- **PROBLEM**: Drop the pictures, then extract the listing word for word.

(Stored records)
-- start --

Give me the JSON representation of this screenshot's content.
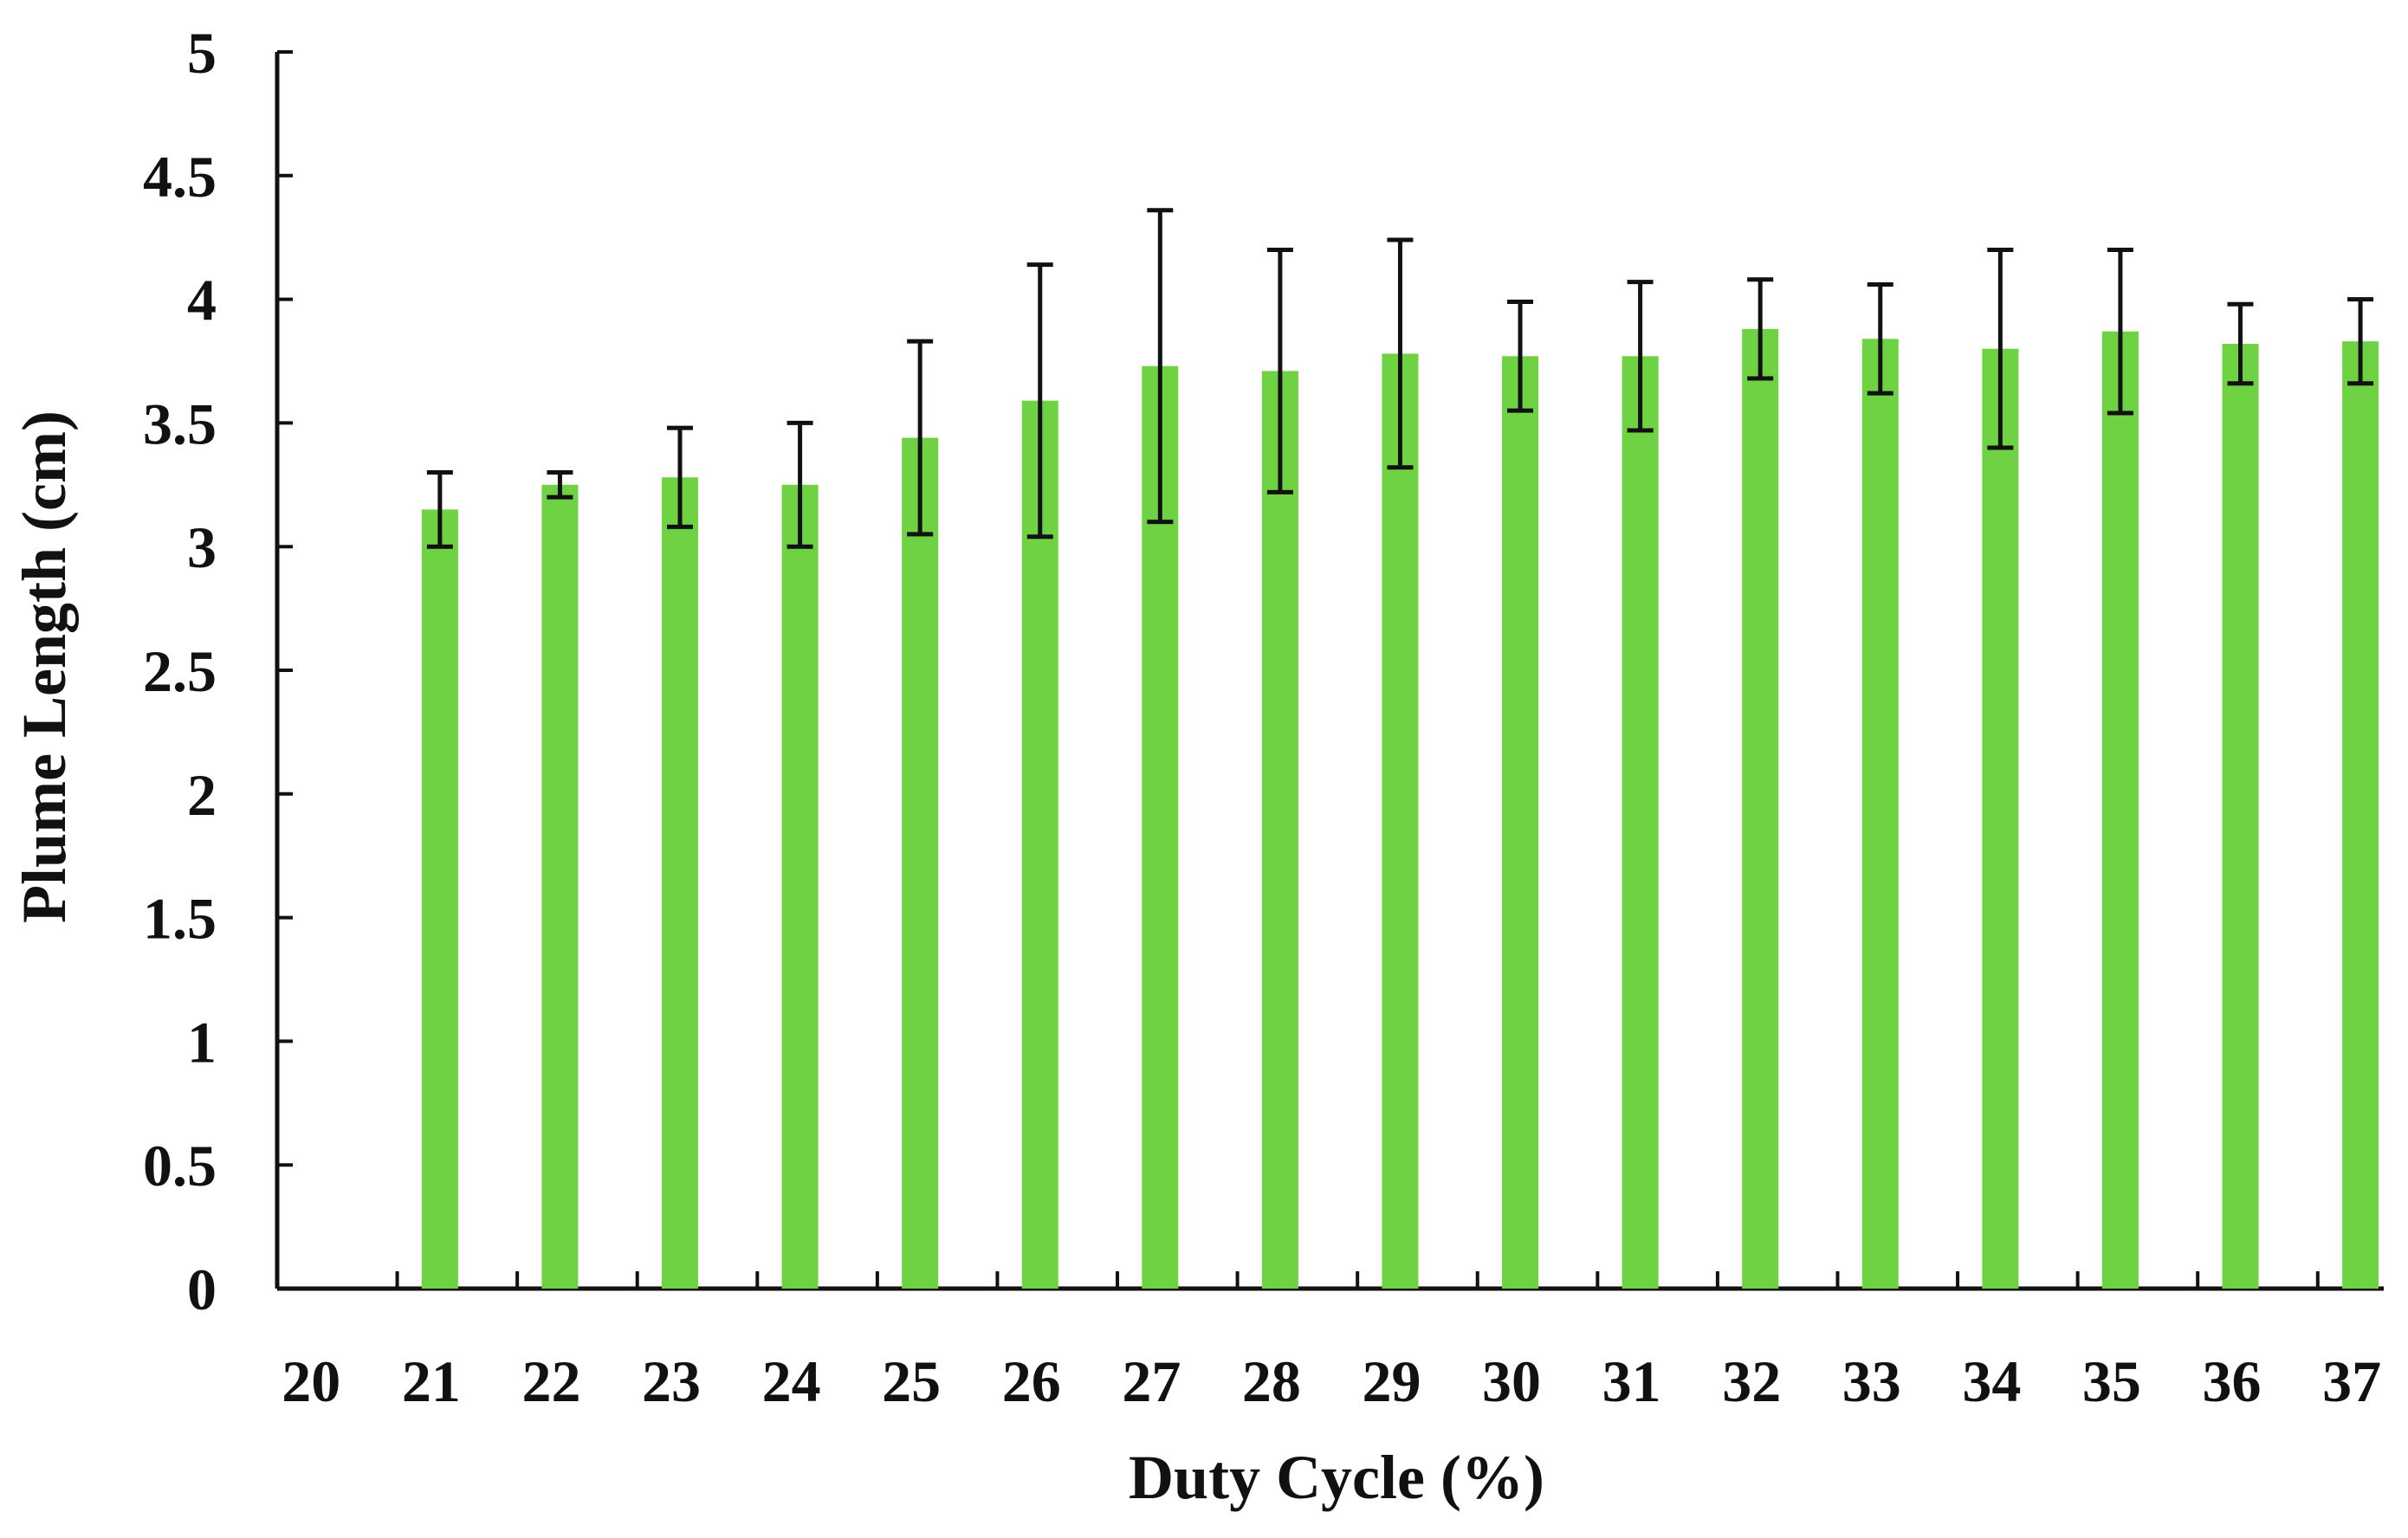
{
  "chart_data": {
    "type": "bar",
    "title": "",
    "xlabel": "Duty Cycle (%)",
    "ylabel": "Plume Length (cm)",
    "ylim": [
      0,
      5
    ],
    "yticks": [
      0,
      0.5,
      1,
      1.5,
      2,
      2.5,
      3,
      3.5,
      4,
      4.5,
      5
    ],
    "ytick_labels": [
      "0",
      "0.5",
      "1",
      "1.5",
      "2",
      "2.5",
      "3",
      "3.5",
      "4",
      "4.5",
      "5"
    ],
    "categories": [
      "20",
      "21",
      "22",
      "23",
      "24",
      "25",
      "26",
      "27",
      "28",
      "29",
      "30",
      "31",
      "32",
      "33",
      "34",
      "35",
      "36",
      "37"
    ],
    "values": [
      null,
      3.15,
      3.25,
      3.28,
      3.25,
      3.44,
      3.59,
      3.73,
      3.71,
      3.78,
      3.77,
      3.77,
      3.88,
      3.84,
      3.8,
      3.87,
      3.82,
      3.83
    ],
    "error": [
      null,
      0.15,
      0.05,
      0.2,
      0.25,
      0.39,
      0.55,
      0.63,
      0.49,
      0.46,
      0.22,
      0.3,
      0.2,
      0.22,
      0.4,
      0.33,
      0.16,
      0.17
    ],
    "bar_color": "#6ed243",
    "error_color": "#111111",
    "grid": false,
    "legend": "none"
  }
}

-- end --

- **OUTPUT OF THE EXERCISE**:
Give me the JSON representation of this screenshot's content.
{
  "chart_data": {
    "type": "bar",
    "title": "",
    "xlabel": "Duty Cycle (%)",
    "ylabel": "Plume Length (cm)",
    "ylim": [
      0,
      5
    ],
    "yticks": [
      0,
      0.5,
      1,
      1.5,
      2,
      2.5,
      3,
      3.5,
      4,
      4.5,
      5
    ],
    "ytick_labels": [
      "0",
      "0.5",
      "1",
      "1.5",
      "2",
      "2.5",
      "3",
      "3.5",
      "4",
      "4.5",
      "5"
    ],
    "categories": [
      "20",
      "21",
      "22",
      "23",
      "24",
      "25",
      "26",
      "27",
      "28",
      "29",
      "30",
      "31",
      "32",
      "33",
      "34",
      "35",
      "36",
      "37"
    ],
    "values": [
      null,
      3.15,
      3.25,
      3.28,
      3.25,
      3.44,
      3.59,
      3.73,
      3.71,
      3.78,
      3.77,
      3.77,
      3.88,
      3.84,
      3.8,
      3.87,
      3.82,
      3.83
    ],
    "error": [
      null,
      0.15,
      0.05,
      0.2,
      0.25,
      0.39,
      0.55,
      0.63,
      0.49,
      0.46,
      0.22,
      0.3,
      0.2,
      0.22,
      0.4,
      0.33,
      0.16,
      0.17
    ],
    "bar_color": "#6ed243",
    "error_color": "#111111",
    "grid": false,
    "legend": "none"
  }
}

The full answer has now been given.